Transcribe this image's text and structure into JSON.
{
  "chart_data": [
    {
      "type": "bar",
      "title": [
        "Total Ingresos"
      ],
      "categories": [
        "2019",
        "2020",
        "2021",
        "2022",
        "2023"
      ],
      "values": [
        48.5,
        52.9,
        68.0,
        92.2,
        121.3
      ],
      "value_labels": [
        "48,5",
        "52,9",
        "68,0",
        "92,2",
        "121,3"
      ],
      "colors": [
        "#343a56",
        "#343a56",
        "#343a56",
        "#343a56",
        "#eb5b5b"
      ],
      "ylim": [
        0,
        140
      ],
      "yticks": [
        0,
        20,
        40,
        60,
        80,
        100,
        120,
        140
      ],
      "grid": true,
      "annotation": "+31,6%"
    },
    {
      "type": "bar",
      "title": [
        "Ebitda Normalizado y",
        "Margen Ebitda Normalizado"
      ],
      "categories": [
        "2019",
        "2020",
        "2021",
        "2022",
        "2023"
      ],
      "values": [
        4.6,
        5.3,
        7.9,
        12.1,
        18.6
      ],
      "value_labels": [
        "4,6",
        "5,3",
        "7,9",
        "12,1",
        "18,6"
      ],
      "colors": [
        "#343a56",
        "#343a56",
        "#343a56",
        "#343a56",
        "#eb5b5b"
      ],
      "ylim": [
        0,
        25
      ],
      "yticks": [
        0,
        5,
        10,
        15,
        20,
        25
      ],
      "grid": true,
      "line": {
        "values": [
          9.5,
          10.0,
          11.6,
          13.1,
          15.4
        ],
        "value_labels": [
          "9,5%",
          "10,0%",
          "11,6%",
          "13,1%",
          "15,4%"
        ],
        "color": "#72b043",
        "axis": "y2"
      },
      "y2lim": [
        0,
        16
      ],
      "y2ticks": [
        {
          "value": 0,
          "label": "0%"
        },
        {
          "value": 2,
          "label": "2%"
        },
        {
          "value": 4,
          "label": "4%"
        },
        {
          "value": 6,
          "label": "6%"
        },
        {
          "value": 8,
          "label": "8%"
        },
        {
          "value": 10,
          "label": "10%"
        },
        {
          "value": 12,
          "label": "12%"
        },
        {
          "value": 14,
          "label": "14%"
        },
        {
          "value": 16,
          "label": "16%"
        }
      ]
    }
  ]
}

....................

Where a line of the data holds "Ebitda", show that line.

THE RESPONSE:
        "Ebitda Normalizado y",
        "Margen Ebitda Normalizado"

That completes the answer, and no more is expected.